### Data excerpts
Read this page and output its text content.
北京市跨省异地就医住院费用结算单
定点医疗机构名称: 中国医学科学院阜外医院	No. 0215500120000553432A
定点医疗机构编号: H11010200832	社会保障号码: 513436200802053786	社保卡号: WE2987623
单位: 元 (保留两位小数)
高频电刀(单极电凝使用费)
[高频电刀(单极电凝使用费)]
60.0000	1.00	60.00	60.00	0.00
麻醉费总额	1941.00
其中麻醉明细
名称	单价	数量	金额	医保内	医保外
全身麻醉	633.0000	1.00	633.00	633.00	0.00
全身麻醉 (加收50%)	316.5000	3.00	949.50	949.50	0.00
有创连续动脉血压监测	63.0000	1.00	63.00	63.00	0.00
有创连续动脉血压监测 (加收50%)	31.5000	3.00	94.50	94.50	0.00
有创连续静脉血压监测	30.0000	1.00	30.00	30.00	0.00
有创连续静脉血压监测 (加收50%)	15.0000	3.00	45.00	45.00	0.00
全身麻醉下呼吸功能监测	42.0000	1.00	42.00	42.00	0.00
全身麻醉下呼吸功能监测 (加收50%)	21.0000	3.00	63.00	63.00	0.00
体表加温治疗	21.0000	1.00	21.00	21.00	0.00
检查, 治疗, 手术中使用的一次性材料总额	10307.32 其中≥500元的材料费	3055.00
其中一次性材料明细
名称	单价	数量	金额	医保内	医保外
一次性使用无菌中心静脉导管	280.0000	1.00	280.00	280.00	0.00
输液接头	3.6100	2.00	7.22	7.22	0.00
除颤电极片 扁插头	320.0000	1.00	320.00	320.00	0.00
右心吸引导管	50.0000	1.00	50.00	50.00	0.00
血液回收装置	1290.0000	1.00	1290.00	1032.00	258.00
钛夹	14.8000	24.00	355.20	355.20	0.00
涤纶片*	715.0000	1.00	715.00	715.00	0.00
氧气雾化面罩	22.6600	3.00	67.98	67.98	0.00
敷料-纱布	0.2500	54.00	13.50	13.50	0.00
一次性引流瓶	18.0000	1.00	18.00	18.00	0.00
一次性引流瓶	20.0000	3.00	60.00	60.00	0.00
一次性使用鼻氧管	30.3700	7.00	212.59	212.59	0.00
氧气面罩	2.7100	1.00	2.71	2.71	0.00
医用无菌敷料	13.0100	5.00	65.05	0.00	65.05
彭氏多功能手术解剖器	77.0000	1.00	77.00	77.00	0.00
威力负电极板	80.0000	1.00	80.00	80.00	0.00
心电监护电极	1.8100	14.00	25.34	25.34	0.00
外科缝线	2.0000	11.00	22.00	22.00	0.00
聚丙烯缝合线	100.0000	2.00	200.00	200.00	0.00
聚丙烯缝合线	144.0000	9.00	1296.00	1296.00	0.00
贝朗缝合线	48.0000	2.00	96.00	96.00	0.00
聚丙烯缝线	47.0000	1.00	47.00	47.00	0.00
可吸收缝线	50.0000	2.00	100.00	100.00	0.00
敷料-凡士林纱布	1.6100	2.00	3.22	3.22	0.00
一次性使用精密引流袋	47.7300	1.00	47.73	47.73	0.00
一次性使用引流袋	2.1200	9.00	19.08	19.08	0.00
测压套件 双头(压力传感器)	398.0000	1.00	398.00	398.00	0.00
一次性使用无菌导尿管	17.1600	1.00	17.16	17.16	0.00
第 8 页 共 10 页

### Exercise
State how many lines of the listing above include the word "一次性引流瓶". Give nothing but the number.

### Output of the task
2